>> Begin PROVIDED DATA

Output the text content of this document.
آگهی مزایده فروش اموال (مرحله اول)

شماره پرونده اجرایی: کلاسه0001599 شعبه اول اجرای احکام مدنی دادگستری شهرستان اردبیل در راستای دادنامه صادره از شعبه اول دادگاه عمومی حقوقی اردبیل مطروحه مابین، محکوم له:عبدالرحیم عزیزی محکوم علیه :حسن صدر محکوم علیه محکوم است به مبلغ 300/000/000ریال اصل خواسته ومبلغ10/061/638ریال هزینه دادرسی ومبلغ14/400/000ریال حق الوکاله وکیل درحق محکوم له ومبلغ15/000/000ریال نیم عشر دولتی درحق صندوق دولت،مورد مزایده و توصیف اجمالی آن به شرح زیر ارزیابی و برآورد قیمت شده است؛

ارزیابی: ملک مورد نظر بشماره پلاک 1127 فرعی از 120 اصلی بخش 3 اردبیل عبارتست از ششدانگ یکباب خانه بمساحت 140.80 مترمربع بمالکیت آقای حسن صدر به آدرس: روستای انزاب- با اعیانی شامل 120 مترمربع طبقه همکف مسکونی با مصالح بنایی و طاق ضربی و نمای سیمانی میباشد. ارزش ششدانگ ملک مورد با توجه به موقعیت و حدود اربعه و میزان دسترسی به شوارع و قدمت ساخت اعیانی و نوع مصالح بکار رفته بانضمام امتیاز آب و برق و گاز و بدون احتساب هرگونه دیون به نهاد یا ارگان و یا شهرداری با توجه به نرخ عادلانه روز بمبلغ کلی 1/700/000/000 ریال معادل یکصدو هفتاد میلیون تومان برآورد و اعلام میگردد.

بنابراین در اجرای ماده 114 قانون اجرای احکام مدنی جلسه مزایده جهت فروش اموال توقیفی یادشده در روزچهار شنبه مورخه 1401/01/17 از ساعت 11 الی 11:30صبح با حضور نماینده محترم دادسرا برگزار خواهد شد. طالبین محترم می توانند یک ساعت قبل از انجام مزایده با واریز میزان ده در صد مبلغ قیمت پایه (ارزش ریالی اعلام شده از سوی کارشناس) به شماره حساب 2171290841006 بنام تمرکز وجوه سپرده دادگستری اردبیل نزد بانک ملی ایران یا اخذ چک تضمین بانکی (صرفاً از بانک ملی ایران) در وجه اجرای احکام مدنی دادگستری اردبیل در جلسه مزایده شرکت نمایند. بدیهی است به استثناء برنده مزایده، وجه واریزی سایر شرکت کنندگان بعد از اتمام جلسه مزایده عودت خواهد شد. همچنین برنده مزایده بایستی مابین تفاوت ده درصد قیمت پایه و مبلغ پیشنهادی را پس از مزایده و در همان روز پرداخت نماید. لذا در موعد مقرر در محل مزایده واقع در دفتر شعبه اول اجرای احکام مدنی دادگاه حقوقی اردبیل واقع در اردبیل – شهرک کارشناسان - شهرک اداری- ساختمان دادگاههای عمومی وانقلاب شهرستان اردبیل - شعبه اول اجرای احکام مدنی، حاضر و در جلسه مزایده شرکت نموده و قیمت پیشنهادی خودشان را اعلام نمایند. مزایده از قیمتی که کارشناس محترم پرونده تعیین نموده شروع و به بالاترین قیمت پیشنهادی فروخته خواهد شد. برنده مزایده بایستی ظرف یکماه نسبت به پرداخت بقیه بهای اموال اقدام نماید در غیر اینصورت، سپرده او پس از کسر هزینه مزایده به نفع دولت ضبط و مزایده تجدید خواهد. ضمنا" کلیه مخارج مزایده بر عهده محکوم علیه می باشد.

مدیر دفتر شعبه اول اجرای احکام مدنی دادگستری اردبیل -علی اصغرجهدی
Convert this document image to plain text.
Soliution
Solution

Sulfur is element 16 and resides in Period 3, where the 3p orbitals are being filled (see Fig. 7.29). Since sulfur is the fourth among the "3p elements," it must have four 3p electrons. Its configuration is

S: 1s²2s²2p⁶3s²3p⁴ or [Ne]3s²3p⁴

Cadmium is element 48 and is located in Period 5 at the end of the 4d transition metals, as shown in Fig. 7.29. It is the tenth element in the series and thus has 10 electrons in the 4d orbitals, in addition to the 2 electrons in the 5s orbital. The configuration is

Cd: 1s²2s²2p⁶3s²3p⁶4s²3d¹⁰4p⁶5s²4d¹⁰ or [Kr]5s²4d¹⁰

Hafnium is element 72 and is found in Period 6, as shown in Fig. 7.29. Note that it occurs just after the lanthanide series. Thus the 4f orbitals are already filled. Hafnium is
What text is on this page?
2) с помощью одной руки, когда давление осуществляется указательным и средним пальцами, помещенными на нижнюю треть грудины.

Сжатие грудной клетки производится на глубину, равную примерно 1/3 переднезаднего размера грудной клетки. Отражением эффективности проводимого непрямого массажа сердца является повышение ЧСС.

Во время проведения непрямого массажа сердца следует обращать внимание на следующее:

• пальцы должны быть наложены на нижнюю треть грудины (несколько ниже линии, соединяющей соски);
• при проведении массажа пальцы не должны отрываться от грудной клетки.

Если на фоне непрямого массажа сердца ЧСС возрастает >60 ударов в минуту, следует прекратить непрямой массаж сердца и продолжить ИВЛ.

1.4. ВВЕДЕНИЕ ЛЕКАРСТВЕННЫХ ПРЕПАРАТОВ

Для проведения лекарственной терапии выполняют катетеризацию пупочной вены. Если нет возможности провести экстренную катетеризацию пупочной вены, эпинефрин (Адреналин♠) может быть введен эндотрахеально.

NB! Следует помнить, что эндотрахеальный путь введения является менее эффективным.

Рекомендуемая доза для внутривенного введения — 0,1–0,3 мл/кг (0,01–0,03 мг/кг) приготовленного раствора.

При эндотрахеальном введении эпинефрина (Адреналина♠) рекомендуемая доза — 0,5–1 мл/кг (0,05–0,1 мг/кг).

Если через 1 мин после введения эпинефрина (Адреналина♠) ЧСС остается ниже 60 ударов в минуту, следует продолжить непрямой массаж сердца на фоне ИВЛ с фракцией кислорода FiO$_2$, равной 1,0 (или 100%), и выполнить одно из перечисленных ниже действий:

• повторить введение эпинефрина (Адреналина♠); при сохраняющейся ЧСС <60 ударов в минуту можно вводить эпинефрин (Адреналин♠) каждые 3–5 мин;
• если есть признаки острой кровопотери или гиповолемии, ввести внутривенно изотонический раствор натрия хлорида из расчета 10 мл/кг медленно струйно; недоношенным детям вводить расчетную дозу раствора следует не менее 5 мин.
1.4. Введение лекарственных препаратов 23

>> End PROVIDED DATA

▶ _DO THIS_
Copy out every line where the word "Адреналина" occurs.

▶ _ANSWER BELOW_
При эндотрахеальном введении эпинефрина (Адреналина♠) рекомендуемая доза — 0,5–1 мл/кг (0,05–0,1 мг/кг).
Если через 1 мин после введения эпинефрина (Адреналина♠) ЧСС остается ниже 60 ударов в минуту, следует продолжить непрямой массаж сердца на фоне ИВЛ с фракцией кислорода FiO$_2$, равной 1,0 (или 100%), и выполнить одно из перечисленных ниже действий:
• повторить введение эпинефрина (Адреналина♠); при сохраняющейся ЧСС <60 ударов в минуту можно вводить эпинефрин (Адреналин♠) каждые 3–5 мин;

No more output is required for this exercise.